THE PROBLEM. Every line that holds "rivestimento" should be shown.

RECORDS SUPPLIED.
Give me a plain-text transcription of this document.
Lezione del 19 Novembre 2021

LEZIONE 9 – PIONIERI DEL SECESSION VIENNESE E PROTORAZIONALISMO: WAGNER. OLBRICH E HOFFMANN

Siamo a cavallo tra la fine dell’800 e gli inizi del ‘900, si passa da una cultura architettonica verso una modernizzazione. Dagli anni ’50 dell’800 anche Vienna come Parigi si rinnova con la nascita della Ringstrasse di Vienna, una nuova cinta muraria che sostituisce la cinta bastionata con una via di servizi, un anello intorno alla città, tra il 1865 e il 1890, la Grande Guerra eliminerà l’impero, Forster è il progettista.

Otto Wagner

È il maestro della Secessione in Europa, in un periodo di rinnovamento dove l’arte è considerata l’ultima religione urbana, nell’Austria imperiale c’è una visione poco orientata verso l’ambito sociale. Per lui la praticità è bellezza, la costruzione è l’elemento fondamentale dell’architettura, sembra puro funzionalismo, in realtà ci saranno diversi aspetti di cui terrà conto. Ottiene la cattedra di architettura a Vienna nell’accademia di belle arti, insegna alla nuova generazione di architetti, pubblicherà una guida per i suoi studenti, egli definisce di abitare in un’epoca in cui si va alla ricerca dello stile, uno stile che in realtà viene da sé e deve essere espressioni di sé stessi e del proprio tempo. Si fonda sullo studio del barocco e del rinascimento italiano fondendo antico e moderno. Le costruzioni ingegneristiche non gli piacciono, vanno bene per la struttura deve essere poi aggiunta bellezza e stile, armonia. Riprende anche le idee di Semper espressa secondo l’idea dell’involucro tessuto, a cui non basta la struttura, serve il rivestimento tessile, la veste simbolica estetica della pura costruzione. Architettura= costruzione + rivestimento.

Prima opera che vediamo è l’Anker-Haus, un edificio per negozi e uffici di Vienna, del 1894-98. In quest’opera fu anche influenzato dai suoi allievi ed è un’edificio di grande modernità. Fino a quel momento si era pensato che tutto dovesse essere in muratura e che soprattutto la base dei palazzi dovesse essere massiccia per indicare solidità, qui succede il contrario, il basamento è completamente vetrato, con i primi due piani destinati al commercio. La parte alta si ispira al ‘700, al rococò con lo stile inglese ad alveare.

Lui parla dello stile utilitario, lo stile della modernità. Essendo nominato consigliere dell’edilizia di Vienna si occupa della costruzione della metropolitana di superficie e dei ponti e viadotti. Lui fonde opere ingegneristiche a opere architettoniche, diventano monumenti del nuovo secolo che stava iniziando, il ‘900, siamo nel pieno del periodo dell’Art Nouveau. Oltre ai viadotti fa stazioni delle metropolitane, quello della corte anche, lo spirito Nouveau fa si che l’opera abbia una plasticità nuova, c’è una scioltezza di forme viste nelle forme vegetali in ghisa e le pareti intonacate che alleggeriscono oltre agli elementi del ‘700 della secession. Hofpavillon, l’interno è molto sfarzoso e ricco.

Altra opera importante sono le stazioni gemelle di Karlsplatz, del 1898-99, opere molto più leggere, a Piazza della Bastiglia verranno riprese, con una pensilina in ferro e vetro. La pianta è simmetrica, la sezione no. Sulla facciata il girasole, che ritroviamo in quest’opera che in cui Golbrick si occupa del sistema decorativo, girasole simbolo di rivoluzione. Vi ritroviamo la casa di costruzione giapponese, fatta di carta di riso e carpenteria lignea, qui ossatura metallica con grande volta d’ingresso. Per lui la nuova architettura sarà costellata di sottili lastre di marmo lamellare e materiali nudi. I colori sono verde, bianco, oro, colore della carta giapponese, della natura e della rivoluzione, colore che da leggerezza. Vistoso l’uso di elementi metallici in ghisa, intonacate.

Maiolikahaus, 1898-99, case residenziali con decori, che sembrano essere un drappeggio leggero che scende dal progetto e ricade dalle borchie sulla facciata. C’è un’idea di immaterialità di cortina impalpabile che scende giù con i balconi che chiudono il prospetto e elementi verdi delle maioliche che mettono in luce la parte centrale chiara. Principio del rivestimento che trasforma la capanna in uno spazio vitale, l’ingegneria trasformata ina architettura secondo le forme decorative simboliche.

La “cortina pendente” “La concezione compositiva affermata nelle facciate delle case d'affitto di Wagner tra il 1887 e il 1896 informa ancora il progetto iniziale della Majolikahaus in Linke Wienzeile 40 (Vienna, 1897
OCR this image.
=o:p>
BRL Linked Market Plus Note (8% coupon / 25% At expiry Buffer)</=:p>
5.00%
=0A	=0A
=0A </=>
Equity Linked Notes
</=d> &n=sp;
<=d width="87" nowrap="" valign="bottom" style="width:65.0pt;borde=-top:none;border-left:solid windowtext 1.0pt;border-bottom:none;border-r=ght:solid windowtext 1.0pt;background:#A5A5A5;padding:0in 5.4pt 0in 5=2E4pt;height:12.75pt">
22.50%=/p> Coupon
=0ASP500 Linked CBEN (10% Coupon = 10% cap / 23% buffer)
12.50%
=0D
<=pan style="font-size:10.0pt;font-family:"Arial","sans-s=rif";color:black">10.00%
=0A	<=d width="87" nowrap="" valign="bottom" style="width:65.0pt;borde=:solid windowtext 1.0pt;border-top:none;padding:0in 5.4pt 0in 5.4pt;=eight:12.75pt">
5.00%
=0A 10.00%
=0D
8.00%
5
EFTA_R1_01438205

WRITTEN RESPONSE.
È il maestro della Secessione in Europa, in un periodo di rinnovamento dove l’arte è considerata l’ultima religione urbana, nell’Austria imperiale c’è una visione poco orientata verso l’ambito sociale. Per lui la praticità è bellezza, la costruzione è l’elemento fondamentale dell’architettura, sembra puro funzionalismo, in realtà ci saranno diversi aspetti di cui terrà conto. Ottiene la cattedra di architettura a Vienna nell’accademia di belle arti, insegna alla nuova generazione di architetti, pubblicherà una guida per i suoi studenti, egli definisce di abitare in un’epoca in cui si va alla ricerca dello stile, uno stile che in realtà viene da sé e deve essere espressioni di sé stessi e del proprio tempo. Si fonda sullo studio del barocco e del rinascimento italiano fondendo antico e moderno. Le costruzioni ingegneristiche non gli piacciono, vanno bene per la struttura deve essere poi aggiunta bellezza e stile, armonia. Riprende anche le idee di Semper espressa secondo l’idea dell’involucro tessuto, a cui non basta la struttura, serve il rivestimento tessile, la veste simbolica estetica della pura costruzione. Architettura= costruzione + rivestimento.
Maiolikahaus, 1898-99, case residenziali con decori, che sembrano essere un drappeggio leggero che scende dal progetto e ricade dalle borchie sulla facciata. C’è un’idea di immaterialità di cortina impalpabile che scende giù con i balconi che chiudono il prospetto e elementi verdi delle maioliche che mettono in luce la parte centrale chiara. Principio del rivestimento che trasforma la capanna in uno spazio vitale, l’ingegneria trasformata ina architettura secondo le forme decorative simboliche.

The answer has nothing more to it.